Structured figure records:
● ● ● ● ● ● ●

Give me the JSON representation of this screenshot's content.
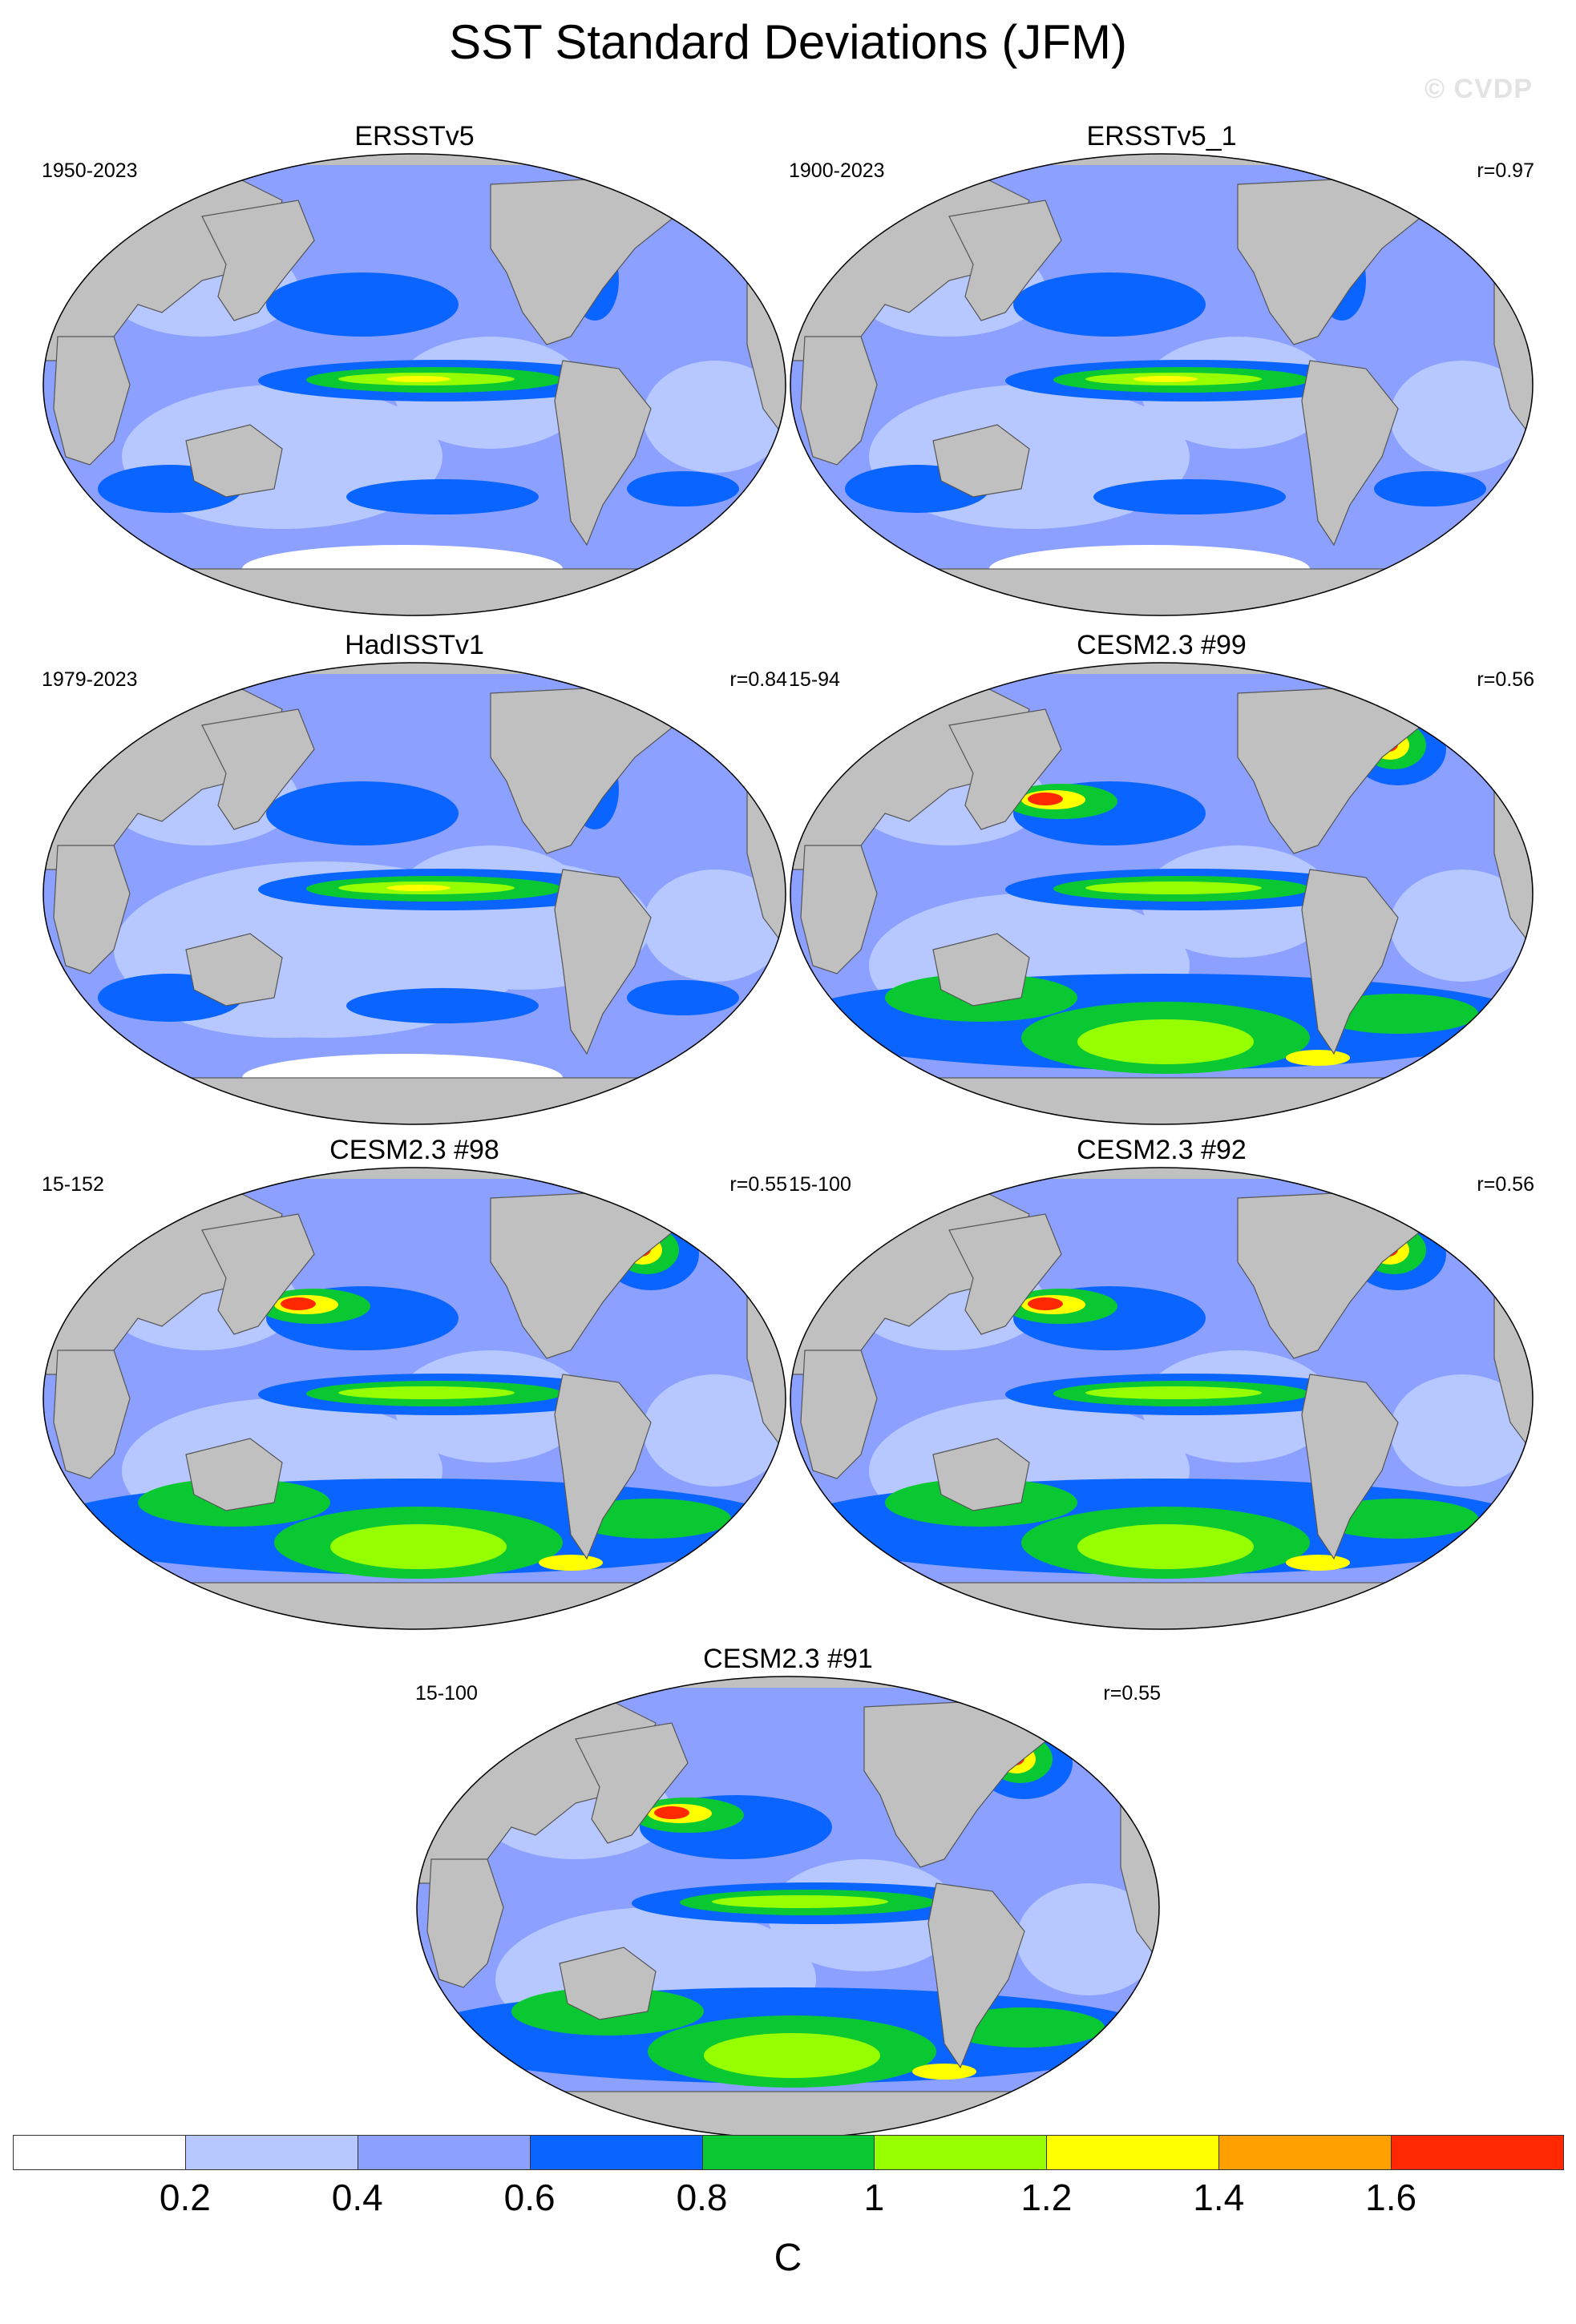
{
  "title": "SST Standard Deviations (JFM)",
  "watermark": "© CVDP",
  "panels": [
    {
      "title": "ERSSTv5",
      "period": "1950-2023",
      "corr": ""
    },
    {
      "title": "ERSSTv5_1",
      "period": "1900-2023",
      "corr": "r=0.97"
    },
    {
      "title": "HadISSTv1",
      "period": "1979-2023",
      "corr": "r=0.84"
    },
    {
      "title": "CESM2.3 #99",
      "period": "15-94",
      "corr": "r=0.56"
    },
    {
      "title": "CESM2.3 #98",
      "period": "15-152",
      "corr": "r=0.55"
    },
    {
      "title": "CESM2.3 #92",
      "period": "15-100",
      "corr": "r=0.56"
    },
    {
      "title": "CESM2.3 #91",
      "period": "15-100",
      "corr": "r=0.55"
    }
  ],
  "colorbar": {
    "colors": [
      "#ffffff",
      "#b6c8ff",
      "#8ca0ff",
      "#0a64ff",
      "#0ac832",
      "#96ff00",
      "#ffff00",
      "#ffa000",
      "#ff2800"
    ],
    "labels": [
      "0.2",
      "0.4",
      "0.6",
      "0.8",
      "1",
      "1.2",
      "1.4",
      "1.6"
    ],
    "units": "C"
  },
  "colors": {
    "land": "#c0c0c0",
    "ocean_low": "#b6c8ff",
    "ocean_mid": "#8ca0ff",
    "ocean_high": "#0a64ff",
    "green": "#0ac832",
    "yellow_green": "#96ff00",
    "yellow": "#ffff00",
    "orange": "#ffa000",
    "red": "#ff2800"
  }
}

● ● ● ● ● ● ●

STATED PROBLEM:
Leave out the pictures and reproduce the rest of the listing exactly.

ANSWER TO THIS TASK:
Give me the JSON representation of this screenshot's content.
{
  "title": "SST Standard Deviations (JFM)",
  "watermark": "© CVDP",
  "panels": [
    {
      "title": "ERSSTv5",
      "period": "1950-2023",
      "corr": ""
    },
    {
      "title": "ERSSTv5_1",
      "period": "1900-2023",
      "corr": "r=0.97"
    },
    {
      "title": "HadISSTv1",
      "period": "1979-2023",
      "corr": "r=0.84"
    },
    {
      "title": "CESM2.3 #99",
      "period": "15-94",
      "corr": "r=0.56"
    },
    {
      "title": "CESM2.3 #98",
      "period": "15-152",
      "corr": "r=0.55"
    },
    {
      "title": "CESM2.3 #92",
      "period": "15-100",
      "corr": "r=0.56"
    },
    {
      "title": "CESM2.3 #91",
      "period": "15-100",
      "corr": "r=0.55"
    }
  ],
  "colorbar": {
    "colors": [
      "#ffffff",
      "#b6c8ff",
      "#8ca0ff",
      "#0a64ff",
      "#0ac832",
      "#96ff00",
      "#ffff00",
      "#ffa000",
      "#ff2800"
    ],
    "labels": [
      "0.2",
      "0.4",
      "0.6",
      "0.8",
      "1",
      "1.2",
      "1.4",
      "1.6"
    ],
    "units": "C"
  },
  "colors": {
    "land": "#c0c0c0",
    "ocean_low": "#b6c8ff",
    "ocean_mid": "#8ca0ff",
    "ocean_high": "#0a64ff",
    "green": "#0ac832",
    "yellow_green": "#96ff00",
    "yellow": "#ffff00",
    "orange": "#ffa000",
    "red": "#ff2800"
  }
}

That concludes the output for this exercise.